- PROBLEM STATEMENT
Find the lines holding "durante" and copy them.

* Start *

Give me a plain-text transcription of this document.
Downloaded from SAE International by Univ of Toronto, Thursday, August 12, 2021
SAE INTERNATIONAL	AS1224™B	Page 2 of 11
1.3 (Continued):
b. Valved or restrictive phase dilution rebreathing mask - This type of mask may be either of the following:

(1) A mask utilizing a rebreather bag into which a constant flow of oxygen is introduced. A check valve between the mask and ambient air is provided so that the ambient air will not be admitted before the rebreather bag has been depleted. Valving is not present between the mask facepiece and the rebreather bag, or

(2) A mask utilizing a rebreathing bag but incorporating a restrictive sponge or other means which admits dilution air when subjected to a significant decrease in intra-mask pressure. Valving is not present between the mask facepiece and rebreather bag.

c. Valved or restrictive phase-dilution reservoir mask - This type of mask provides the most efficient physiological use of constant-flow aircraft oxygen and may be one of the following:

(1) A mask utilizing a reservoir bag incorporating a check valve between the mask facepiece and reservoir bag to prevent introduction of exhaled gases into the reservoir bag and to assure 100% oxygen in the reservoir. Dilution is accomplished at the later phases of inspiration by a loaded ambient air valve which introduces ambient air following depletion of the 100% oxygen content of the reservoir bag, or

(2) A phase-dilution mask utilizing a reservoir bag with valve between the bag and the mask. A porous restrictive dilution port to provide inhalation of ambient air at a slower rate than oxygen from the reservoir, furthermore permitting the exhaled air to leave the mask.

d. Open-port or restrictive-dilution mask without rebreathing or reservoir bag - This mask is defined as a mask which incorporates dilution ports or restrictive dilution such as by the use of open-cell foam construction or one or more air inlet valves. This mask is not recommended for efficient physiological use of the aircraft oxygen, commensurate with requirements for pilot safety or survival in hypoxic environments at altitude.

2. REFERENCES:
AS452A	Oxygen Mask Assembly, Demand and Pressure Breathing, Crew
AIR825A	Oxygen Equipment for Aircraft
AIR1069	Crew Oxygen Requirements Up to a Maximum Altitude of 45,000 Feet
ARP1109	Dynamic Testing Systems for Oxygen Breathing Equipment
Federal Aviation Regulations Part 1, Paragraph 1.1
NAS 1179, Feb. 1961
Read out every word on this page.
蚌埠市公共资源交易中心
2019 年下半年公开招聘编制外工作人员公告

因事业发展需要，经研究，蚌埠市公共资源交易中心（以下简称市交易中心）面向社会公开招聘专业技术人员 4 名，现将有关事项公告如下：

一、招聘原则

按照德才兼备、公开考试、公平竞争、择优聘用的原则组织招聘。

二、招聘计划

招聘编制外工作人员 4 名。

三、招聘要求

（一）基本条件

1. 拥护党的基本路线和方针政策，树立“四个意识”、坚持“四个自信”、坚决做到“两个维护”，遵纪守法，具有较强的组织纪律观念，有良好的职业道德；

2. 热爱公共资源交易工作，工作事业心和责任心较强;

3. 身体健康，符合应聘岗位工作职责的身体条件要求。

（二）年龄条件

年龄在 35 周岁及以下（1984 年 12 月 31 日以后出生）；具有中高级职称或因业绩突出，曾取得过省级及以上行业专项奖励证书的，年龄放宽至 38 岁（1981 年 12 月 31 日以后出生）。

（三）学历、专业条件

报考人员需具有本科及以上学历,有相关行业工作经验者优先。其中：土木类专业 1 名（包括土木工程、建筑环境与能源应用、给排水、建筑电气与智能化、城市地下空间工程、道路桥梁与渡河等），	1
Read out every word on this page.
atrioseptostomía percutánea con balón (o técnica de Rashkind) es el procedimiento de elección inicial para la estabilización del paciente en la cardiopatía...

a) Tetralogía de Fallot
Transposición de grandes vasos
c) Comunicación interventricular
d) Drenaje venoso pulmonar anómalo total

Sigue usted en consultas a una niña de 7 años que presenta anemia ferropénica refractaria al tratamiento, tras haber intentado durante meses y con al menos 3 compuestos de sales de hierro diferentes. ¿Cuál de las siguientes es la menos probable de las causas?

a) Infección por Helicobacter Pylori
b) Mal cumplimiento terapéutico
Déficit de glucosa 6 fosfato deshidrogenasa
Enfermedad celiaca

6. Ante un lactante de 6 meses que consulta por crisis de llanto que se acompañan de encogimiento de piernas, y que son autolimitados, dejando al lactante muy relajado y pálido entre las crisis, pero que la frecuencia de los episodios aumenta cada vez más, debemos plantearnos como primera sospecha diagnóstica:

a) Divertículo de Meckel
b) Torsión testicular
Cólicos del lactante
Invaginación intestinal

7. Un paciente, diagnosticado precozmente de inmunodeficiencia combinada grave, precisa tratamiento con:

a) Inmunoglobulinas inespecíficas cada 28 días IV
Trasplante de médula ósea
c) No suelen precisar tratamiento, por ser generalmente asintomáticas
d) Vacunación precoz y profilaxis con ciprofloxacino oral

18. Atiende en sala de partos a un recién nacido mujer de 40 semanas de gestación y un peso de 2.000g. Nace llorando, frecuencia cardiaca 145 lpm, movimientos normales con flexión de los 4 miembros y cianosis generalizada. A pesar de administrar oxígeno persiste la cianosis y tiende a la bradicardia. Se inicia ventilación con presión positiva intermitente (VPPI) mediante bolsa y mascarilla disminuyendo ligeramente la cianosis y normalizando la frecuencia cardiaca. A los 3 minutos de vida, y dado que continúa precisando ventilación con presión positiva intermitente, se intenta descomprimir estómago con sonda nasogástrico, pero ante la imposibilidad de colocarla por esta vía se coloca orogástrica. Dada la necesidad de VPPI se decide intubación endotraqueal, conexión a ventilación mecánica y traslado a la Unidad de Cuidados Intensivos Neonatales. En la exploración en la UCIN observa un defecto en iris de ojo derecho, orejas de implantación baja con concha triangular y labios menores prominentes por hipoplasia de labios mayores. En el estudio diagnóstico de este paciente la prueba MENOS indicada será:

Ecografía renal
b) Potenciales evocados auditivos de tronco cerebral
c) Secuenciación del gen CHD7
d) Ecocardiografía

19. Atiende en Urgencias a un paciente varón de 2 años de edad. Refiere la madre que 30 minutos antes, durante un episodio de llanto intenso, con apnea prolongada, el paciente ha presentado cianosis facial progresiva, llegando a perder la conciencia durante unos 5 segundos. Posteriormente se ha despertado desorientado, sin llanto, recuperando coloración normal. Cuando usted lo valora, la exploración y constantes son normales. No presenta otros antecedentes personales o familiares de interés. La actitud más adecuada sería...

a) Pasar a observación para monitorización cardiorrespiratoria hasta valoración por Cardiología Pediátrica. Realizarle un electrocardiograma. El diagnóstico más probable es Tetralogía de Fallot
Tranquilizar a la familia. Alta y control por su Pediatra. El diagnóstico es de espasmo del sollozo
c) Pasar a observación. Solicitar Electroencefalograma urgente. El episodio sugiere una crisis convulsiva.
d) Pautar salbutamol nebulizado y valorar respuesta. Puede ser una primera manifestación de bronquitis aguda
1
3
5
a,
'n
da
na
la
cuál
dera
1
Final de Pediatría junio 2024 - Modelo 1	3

* End *

- RESULT
Sigue usted en consultas a una niña de 7 años que presenta anemia ferropénica refractaria al tratamiento, tras haber intentado durante meses y con al menos 3 compuestos de sales de hierro diferentes. ¿Cuál de las siguientes es la menos probable de las causas?
19. Atiende en Urgencias a un paciente varón de 2 años de edad. Refiere la madre que 30 minutos antes, durante un episodio de llanto intenso, con apnea prolongada, el paciente ha presentado cianosis facial progresiva, llegando a perder la conciencia durante unos 5 segundos. Posteriormente se ha despertado desorientado, sin llanto, recuperando coloración normal. Cuando usted lo valora, la exploración y constantes son normales. No presenta otros antecedentes personales o familiares de interés. La actitud más adecuada sería...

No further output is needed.